** Start of Stored data **

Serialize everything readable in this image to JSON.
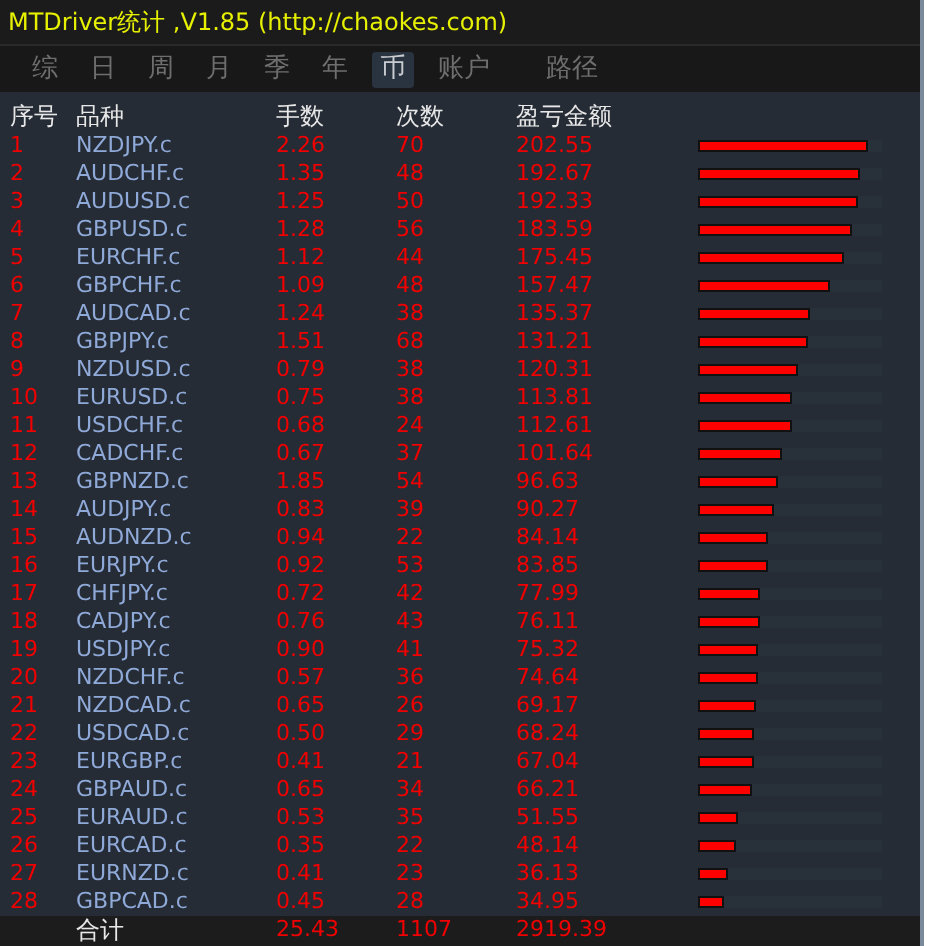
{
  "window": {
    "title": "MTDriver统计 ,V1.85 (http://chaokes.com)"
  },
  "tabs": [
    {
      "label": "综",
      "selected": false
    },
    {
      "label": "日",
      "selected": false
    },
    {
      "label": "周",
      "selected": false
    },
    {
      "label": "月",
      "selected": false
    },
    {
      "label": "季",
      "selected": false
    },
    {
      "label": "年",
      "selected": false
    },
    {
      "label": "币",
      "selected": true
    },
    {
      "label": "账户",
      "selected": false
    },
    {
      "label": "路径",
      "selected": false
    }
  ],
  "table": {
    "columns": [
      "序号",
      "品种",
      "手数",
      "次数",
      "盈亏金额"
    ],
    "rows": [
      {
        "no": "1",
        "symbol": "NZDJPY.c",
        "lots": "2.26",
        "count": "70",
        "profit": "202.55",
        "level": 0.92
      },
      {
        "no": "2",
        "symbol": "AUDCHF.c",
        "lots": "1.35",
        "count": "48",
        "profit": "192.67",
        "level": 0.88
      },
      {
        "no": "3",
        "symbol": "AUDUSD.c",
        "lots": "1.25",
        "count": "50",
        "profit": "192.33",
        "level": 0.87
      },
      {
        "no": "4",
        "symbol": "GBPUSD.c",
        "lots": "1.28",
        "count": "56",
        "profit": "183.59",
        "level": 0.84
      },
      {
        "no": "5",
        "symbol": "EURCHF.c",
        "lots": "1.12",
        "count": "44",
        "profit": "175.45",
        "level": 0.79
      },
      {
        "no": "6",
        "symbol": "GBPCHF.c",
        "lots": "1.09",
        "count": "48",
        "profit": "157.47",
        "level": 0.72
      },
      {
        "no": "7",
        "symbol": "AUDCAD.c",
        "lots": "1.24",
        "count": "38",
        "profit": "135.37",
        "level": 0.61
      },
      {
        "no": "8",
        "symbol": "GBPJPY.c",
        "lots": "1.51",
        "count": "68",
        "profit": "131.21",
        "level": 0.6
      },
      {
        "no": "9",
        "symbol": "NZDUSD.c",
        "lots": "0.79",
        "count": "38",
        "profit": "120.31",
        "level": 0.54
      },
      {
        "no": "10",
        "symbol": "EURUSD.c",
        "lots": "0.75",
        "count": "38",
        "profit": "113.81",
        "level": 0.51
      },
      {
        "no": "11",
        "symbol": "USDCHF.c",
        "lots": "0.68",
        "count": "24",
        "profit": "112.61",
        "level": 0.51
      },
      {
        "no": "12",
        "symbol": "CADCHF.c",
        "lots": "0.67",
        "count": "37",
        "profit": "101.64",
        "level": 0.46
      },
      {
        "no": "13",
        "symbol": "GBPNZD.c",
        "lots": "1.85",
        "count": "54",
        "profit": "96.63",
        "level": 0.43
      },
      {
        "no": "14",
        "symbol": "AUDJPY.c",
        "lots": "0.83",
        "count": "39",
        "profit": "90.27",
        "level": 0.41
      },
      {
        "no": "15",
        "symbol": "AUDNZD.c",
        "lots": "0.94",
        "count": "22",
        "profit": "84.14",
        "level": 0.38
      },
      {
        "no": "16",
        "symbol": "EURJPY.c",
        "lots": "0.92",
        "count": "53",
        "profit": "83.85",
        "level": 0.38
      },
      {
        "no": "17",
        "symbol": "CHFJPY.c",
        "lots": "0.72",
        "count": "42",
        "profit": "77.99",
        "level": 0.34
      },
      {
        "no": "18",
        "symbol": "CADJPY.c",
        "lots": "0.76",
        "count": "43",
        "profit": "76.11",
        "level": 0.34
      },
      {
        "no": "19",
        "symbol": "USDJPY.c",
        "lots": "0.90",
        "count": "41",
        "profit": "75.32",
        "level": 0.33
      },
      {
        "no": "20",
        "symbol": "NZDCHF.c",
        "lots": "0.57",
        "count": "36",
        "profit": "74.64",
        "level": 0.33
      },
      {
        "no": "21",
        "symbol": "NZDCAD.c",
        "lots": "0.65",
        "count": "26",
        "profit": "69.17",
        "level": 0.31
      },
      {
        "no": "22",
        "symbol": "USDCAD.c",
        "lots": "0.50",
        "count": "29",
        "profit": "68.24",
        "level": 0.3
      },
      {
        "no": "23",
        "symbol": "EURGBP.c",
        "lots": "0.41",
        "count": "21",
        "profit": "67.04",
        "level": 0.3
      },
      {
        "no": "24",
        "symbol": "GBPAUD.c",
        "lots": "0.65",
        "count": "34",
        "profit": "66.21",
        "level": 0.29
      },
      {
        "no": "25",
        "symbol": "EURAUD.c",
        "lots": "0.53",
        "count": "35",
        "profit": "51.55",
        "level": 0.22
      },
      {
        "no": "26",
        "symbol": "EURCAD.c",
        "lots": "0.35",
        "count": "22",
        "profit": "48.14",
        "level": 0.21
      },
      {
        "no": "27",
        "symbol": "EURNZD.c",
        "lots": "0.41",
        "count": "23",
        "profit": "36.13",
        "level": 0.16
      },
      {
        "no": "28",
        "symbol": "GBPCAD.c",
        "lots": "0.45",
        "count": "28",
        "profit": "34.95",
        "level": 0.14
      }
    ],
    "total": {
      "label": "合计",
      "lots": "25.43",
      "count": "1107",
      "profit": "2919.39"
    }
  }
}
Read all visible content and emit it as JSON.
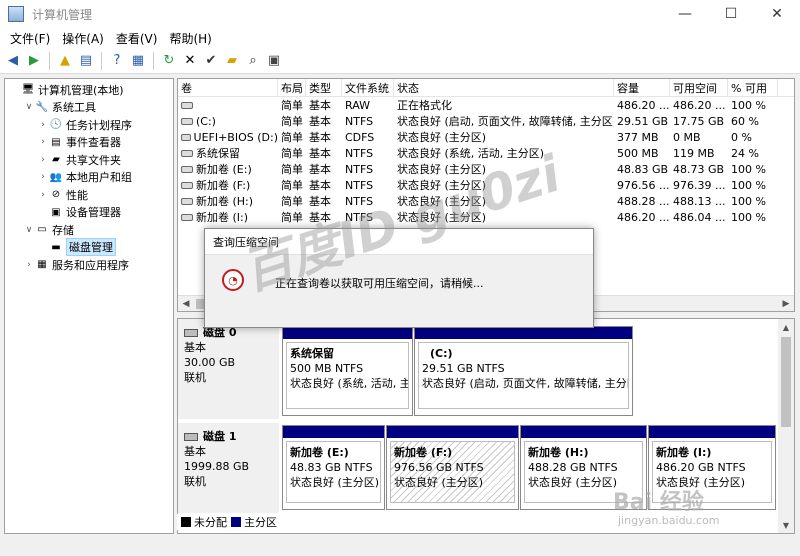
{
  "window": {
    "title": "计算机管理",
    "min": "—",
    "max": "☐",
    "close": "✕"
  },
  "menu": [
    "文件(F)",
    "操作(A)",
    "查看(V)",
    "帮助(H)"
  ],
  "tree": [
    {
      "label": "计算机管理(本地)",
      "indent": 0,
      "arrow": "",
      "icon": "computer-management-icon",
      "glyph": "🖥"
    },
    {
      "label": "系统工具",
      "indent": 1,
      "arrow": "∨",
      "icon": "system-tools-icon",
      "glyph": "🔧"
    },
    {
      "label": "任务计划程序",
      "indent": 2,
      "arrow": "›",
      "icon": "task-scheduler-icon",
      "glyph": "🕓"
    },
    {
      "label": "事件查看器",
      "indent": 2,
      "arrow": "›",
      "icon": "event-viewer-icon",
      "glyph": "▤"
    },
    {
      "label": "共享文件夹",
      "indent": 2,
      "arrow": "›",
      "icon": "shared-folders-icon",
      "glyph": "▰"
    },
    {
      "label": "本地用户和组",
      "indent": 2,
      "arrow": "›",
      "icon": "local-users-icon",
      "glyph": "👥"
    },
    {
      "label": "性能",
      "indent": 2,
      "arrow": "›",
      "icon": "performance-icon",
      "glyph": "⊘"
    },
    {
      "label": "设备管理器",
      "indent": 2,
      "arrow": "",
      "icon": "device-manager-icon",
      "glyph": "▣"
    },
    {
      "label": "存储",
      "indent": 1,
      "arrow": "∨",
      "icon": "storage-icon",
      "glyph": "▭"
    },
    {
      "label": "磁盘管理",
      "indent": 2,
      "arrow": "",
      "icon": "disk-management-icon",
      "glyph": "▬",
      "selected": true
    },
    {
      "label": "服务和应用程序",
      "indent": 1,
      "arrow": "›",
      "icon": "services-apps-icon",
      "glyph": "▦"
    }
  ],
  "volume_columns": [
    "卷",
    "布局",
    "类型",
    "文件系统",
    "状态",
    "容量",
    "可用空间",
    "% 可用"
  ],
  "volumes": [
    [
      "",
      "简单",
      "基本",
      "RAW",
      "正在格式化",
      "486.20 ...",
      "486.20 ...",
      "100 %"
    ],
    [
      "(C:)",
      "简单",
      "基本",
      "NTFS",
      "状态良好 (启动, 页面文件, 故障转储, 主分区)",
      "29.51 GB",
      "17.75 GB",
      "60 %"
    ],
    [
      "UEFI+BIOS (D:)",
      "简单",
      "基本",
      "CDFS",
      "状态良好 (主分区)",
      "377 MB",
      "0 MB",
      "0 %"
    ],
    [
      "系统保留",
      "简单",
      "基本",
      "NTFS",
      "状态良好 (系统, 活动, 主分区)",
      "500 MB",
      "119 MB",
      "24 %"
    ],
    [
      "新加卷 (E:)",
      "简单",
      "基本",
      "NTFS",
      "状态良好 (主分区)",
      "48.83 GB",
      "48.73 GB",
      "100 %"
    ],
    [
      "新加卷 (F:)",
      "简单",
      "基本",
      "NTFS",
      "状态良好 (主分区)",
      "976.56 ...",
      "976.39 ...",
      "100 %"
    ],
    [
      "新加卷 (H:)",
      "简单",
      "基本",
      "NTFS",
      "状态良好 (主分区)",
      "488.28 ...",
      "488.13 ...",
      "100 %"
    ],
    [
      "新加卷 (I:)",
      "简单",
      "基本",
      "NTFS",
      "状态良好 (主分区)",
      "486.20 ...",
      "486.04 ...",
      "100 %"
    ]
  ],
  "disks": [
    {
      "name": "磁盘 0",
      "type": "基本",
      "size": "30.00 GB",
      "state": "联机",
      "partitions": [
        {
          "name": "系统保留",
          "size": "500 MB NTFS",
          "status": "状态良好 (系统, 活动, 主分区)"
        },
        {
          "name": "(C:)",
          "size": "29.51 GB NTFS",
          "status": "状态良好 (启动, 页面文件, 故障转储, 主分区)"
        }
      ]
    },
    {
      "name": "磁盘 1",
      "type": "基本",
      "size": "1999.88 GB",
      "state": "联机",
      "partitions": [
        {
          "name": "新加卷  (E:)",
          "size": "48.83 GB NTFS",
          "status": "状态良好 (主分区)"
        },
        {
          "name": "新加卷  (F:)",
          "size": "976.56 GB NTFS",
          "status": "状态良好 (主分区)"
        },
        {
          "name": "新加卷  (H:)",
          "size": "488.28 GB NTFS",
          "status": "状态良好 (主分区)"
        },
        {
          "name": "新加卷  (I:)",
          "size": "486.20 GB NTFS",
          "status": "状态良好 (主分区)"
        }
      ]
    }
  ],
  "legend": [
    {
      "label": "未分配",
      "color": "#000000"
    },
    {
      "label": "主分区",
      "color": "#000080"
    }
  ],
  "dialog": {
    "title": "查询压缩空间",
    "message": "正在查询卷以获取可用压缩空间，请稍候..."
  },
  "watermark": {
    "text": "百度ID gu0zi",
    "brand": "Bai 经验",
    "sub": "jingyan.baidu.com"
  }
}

** End of Stored data **

__Aim of the task__. Of the lines in the listing above, how many hold the string "glyph"? Reply with the number only.

__The output__. 11